# [EXERCISE INPUTS]
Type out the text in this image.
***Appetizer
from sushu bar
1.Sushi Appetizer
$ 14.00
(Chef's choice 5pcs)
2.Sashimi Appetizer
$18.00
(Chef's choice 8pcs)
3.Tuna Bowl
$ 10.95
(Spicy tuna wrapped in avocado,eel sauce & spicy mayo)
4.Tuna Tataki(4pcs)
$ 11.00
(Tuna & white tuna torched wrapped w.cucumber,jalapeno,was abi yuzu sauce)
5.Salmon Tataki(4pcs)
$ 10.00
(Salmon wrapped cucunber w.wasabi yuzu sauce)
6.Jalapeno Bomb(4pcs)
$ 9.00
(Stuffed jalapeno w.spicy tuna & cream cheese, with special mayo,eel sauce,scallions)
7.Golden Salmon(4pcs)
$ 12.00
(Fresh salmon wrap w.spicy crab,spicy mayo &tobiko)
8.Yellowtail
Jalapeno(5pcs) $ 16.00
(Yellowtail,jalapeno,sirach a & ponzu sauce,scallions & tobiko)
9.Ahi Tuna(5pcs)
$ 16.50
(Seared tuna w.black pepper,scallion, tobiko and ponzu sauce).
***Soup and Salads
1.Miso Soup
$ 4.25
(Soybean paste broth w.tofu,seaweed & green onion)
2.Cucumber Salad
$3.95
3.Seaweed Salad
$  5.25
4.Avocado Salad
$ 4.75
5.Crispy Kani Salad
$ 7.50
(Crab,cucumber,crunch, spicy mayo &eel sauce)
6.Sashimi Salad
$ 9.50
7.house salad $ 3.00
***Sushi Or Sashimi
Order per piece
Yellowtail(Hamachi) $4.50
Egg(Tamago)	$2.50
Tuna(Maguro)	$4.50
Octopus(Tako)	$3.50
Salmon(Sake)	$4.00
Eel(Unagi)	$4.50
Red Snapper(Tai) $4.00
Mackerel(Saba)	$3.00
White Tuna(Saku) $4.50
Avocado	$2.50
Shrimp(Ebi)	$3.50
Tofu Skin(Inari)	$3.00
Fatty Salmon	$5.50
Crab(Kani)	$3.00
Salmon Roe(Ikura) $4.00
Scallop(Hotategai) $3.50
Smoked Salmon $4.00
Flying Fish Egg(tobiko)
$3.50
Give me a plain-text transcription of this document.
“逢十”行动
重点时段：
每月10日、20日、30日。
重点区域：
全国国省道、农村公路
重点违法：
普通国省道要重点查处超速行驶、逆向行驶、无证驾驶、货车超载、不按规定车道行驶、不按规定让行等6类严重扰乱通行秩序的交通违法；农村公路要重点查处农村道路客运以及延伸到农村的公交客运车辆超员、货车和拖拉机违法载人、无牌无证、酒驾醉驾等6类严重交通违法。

# [REQUIRED TASK]
Output every record above exactly as it appears.

# [RESPONSE FOR THIS EXERCISE]
Type out the text in this image.
***Appetizer
from sushu bar
1.Sushi Appetizer
$ 14.00
(Chef's choice 5pcs)
2.Sashimi Appetizer
$18.00
(Chef's choice 8pcs)
3.Tuna Bowl
$ 10.95
(Spicy tuna wrapped in avocado,eel sauce & spicy mayo)
4.Tuna Tataki(4pcs)
$ 11.00
(Tuna & white tuna torched wrapped w.cucumber,jalapeno,was abi yuzu sauce)
5.Salmon Tataki(4pcs)
$ 10.00
(Salmon wrapped cucunber w.wasabi yuzu sauce)
6.Jalapeno Bomb(4pcs)
$ 9.00
(Stuffed jalapeno w.spicy tuna & cream cheese, with special mayo,eel sauce,scallions)
7.Golden Salmon(4pcs)
$ 12.00
(Fresh salmon wrap w.spicy crab,spicy mayo &tobiko)
8.Yellowtail
Jalapeno(5pcs) $ 16.00
(Yellowtail,jalapeno,sirach a & ponzu sauce,scallions & tobiko)
9.Ahi Tuna(5pcs)
$ 16.50
(Seared tuna w.black pepper,scallion, tobiko and ponzu sauce).
***Soup and Salads
1.Miso Soup
$ 4.25
(Soybean paste broth w.tofu,seaweed & green onion)
2.Cucumber Salad
$3.95
3.Seaweed Salad
$  5.25
4.Avocado Salad
$ 4.75
5.Crispy Kani Salad
$ 7.50
(Crab,cucumber,crunch, spicy mayo &eel sauce)
6.Sashimi Salad
$ 9.50
7.house salad $ 3.00
***Sushi Or Sashimi
Order per piece
Yellowtail(Hamachi) $4.50
Egg(Tamago)	$2.50
Tuna(Maguro)	$4.50
Octopus(Tako)	$3.50
Salmon(Sake)	$4.00
Eel(Unagi)	$4.50
Red Snapper(Tai) $4.00
Mackerel(Saba)	$3.00
White Tuna(Saku) $4.50
Avocado	$2.50
Shrimp(Ebi)	$3.50
Tofu Skin(Inari)	$3.00
Fatty Salmon	$5.50
Crab(Kani)	$3.00
Salmon Roe(Ikura) $4.00
Scallop(Hotategai) $3.50
Smoked Salmon $4.00
Flying Fish Egg(tobiko)
$3.50
Give me a plain-text transcription of this document.
“逢十”行动
重点时段：
每月10日、20日、30日。
重点区域：
全国国省道、农村公路
重点违法：
普通国省道要重点查处超速行驶、逆向行驶、无证驾驶、货车超载、不按规定车道行驶、不按规定让行等6类严重扰乱通行秩序的交通违法；农村公路要重点查处农村道路客运以及延伸到农村的公交客运车辆超员、货车和拖拉机违法载人、无牌无证、酒驾醉驾等6类严重交通违法。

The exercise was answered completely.